> **WRITTEN PROBLEM**: Please return each line in the records below that contains the string "share", matching case exactly.

> **PROVIDED RECORDS**:

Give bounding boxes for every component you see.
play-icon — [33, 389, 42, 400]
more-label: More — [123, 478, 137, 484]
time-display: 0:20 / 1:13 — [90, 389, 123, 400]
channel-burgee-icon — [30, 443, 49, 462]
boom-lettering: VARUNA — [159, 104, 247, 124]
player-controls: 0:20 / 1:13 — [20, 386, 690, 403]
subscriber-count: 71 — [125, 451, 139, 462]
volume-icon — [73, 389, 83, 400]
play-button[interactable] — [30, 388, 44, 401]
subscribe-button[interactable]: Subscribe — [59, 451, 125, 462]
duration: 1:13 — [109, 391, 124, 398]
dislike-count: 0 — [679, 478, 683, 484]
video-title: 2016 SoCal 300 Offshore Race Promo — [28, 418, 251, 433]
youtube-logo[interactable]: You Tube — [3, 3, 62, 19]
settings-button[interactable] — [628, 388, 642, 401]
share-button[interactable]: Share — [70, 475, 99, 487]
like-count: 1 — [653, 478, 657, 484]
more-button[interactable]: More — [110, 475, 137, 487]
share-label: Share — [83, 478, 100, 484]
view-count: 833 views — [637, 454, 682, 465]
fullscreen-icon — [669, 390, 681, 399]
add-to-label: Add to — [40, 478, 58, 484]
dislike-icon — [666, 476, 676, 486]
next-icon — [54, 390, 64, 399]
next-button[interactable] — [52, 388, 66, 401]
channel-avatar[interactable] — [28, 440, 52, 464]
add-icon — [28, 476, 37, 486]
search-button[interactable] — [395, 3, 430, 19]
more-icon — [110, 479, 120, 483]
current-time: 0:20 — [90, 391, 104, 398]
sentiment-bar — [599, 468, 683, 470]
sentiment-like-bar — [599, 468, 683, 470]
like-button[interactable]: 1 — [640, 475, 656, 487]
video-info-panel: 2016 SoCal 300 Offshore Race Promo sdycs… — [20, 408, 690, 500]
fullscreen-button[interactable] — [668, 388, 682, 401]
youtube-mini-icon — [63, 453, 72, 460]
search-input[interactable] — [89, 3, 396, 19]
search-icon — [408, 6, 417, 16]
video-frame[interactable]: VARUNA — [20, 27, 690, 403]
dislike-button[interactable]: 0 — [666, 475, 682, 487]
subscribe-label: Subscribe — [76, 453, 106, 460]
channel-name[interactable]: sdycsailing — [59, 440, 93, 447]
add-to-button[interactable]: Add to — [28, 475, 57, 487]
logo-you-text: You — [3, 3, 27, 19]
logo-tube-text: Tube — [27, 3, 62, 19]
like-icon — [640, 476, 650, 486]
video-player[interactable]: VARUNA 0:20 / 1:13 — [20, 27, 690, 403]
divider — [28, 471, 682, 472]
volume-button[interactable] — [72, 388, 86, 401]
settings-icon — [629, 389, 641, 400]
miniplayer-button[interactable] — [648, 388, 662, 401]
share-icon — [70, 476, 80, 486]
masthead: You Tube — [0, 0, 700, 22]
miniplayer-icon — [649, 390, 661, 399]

> **SOLUTION TO THIS TASK**:
share-button[interactable]: Share — [70, 475, 99, 487]
share-label: Share — [83, 478, 100, 484]
share-icon — [70, 476, 80, 486]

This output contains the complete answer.